** BEGIN Extracted records **

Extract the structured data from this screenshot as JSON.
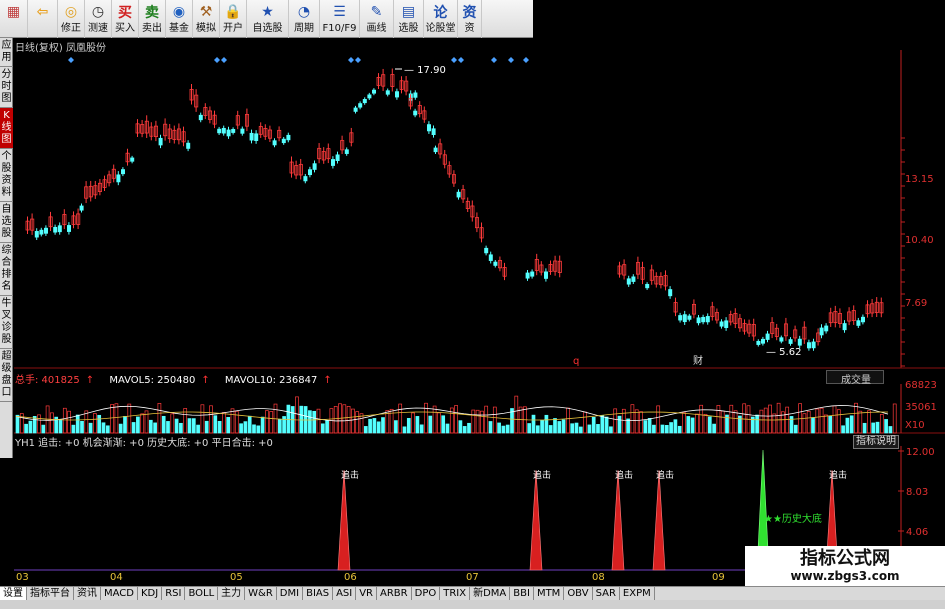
{
  "toolbar": {
    "buttons": [
      {
        "label": "",
        "icon": "grid-icon",
        "color": "#c04040"
      },
      {
        "label": "",
        "icon": "back-arrow-icon",
        "color": "#e8a020"
      },
      {
        "label": "修正",
        "icon": "fix-icon",
        "color": "#e0a020"
      },
      {
        "label": "测速",
        "icon": "speed-icon",
        "color": "#303030"
      },
      {
        "label": "买入",
        "icon": "buy-icon",
        "color": "#d02020"
      },
      {
        "label": "卖出",
        "icon": "sell-icon",
        "color": "#208020"
      },
      {
        "label": "基金",
        "icon": "fund-icon",
        "color": "#2060c0"
      },
      {
        "label": "模拟",
        "icon": "simulate-icon",
        "color": "#a06020"
      },
      {
        "label": "开户",
        "icon": "lock-icon",
        "color": "#a08020"
      },
      {
        "label": "自选股",
        "icon": "star-icon",
        "color": "#2050b0"
      },
      {
        "label": "周期",
        "icon": "clock-icon",
        "color": "#2050b0"
      },
      {
        "label": "F10/F9",
        "icon": "document-icon",
        "color": "#2050b0"
      },
      {
        "label": "画线",
        "icon": "pen-icon",
        "color": "#2050b0"
      },
      {
        "label": "选股",
        "icon": "screen-icon",
        "color": "#2050b0"
      },
      {
        "label": "论股堂",
        "icon": "chat-icon",
        "color": "#2050b0"
      },
      {
        "label": "资",
        "icon": "info-icon",
        "color": "#2050b0"
      }
    ]
  },
  "sidebar": {
    "items": [
      {
        "label": "应用",
        "active": false
      },
      {
        "label": "分时图",
        "active": false
      },
      {
        "label": "K线图",
        "active": true
      },
      {
        "label": "个股资料",
        "active": false
      },
      {
        "label": "自选股",
        "active": false
      },
      {
        "label": "综合排名",
        "active": false
      },
      {
        "label": "牛叉诊股",
        "active": false
      },
      {
        "label": "超级盘口",
        "active": false
      }
    ]
  },
  "chart": {
    "title": "日线(复权) 凤凰股份",
    "price_ticks": [
      "13.15",
      "10.40",
      "7.69"
    ],
    "high_label": "17.90",
    "low_label": "5.62",
    "marker_q": "q",
    "marker_cai": "财",
    "up_color": "#ff3b3b",
    "down_color": "#54ffff",
    "price_axis_color": "#c02020"
  },
  "volume": {
    "total_label": "总手: 401825",
    "mavol5_label": "MAVOL5: 250480",
    "mavol10_label": "MAVOL10: 236847",
    "dropdown": "成交量",
    "ticks": [
      "68823",
      "35061",
      "X10"
    ]
  },
  "indicator": {
    "header": "YH1 追击: +0   机会渐渐: +0   历史大底: +0   平日合击: +0",
    "explain_button": "指标说明",
    "ticks": [
      "12.00",
      "8.03",
      "4.06"
    ],
    "signal_label": "追击",
    "bottom_label": "★★历史大底"
  },
  "dates": [
    "03",
    "04",
    "05",
    "06",
    "07",
    "08",
    "09"
  ],
  "tabs": [
    "设置",
    "指标平台",
    "资讯",
    "MACD",
    "KDJ",
    "RSI",
    "BOLL",
    "主力",
    "W&R",
    "DMI",
    "BIAS",
    "ASI",
    "VR",
    "ARBR",
    "DPO",
    "TRIX",
    "新DMA",
    "BBI",
    "MTM",
    "OBV",
    "SAR",
    "EXPM"
  ],
  "active_tab": "设置",
  "watermark": {
    "title": "指标公式网",
    "url": "www.zbgs3.com"
  }
}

** END Extracted records **

### Challenge:
Repeat each entry exactly as it appears; skip any picture.

### Answer below:
Extract the structured data from this screenshot as JSON.
{
  "toolbar": {
    "buttons": [
      {
        "label": "",
        "icon": "grid-icon",
        "color": "#c04040"
      },
      {
        "label": "",
        "icon": "back-arrow-icon",
        "color": "#e8a020"
      },
      {
        "label": "修正",
        "icon": "fix-icon",
        "color": "#e0a020"
      },
      {
        "label": "测速",
        "icon": "speed-icon",
        "color": "#303030"
      },
      {
        "label": "买入",
        "icon": "buy-icon",
        "color": "#d02020"
      },
      {
        "label": "卖出",
        "icon": "sell-icon",
        "color": "#208020"
      },
      {
        "label": "基金",
        "icon": "fund-icon",
        "color": "#2060c0"
      },
      {
        "label": "模拟",
        "icon": "simulate-icon",
        "color": "#a06020"
      },
      {
        "label": "开户",
        "icon": "lock-icon",
        "color": "#a08020"
      },
      {
        "label": "自选股",
        "icon": "star-icon",
        "color": "#2050b0"
      },
      {
        "label": "周期",
        "icon": "clock-icon",
        "color": "#2050b0"
      },
      {
        "label": "F10/F9",
        "icon": "document-icon",
        "color": "#2050b0"
      },
      {
        "label": "画线",
        "icon": "pen-icon",
        "color": "#2050b0"
      },
      {
        "label": "选股",
        "icon": "screen-icon",
        "color": "#2050b0"
      },
      {
        "label": "论股堂",
        "icon": "chat-icon",
        "color": "#2050b0"
      },
      {
        "label": "资",
        "icon": "info-icon",
        "color": "#2050b0"
      }
    ]
  },
  "sidebar": {
    "items": [
      {
        "label": "应用",
        "active": false
      },
      {
        "label": "分时图",
        "active": false
      },
      {
        "label": "K线图",
        "active": true
      },
      {
        "label": "个股资料",
        "active": false
      },
      {
        "label": "自选股",
        "active": false
      },
      {
        "label": "综合排名",
        "active": false
      },
      {
        "label": "牛叉诊股",
        "active": false
      },
      {
        "label": "超级盘口",
        "active": false
      }
    ]
  },
  "chart": {
    "title": "日线(复权) 凤凰股份",
    "price_ticks": [
      "13.15",
      "10.40",
      "7.69"
    ],
    "high_label": "17.90",
    "low_label": "5.62",
    "marker_q": "q",
    "marker_cai": "财",
    "up_color": "#ff3b3b",
    "down_color": "#54ffff",
    "price_axis_color": "#c02020"
  },
  "volume": {
    "total_label": "总手: 401825",
    "mavol5_label": "MAVOL5: 250480",
    "mavol10_label": "MAVOL10: 236847",
    "dropdown": "成交量",
    "ticks": [
      "68823",
      "35061",
      "X10"
    ]
  },
  "indicator": {
    "header": "YH1 追击: +0   机会渐渐: +0   历史大底: +0   平日合击: +0",
    "explain_button": "指标说明",
    "ticks": [
      "12.00",
      "8.03",
      "4.06"
    ],
    "signal_label": "追击",
    "bottom_label": "★★历史大底"
  },
  "dates": [
    "03",
    "04",
    "05",
    "06",
    "07",
    "08",
    "09"
  ],
  "tabs": [
    "设置",
    "指标平台",
    "资讯",
    "MACD",
    "KDJ",
    "RSI",
    "BOLL",
    "主力",
    "W&R",
    "DMI",
    "BIAS",
    "ASI",
    "VR",
    "ARBR",
    "DPO",
    "TRIX",
    "新DMA",
    "BBI",
    "MTM",
    "OBV",
    "SAR",
    "EXPM"
  ],
  "active_tab": "设置",
  "watermark": {
    "title": "指标公式网",
    "url": "www.zbgs3.com"
  }
}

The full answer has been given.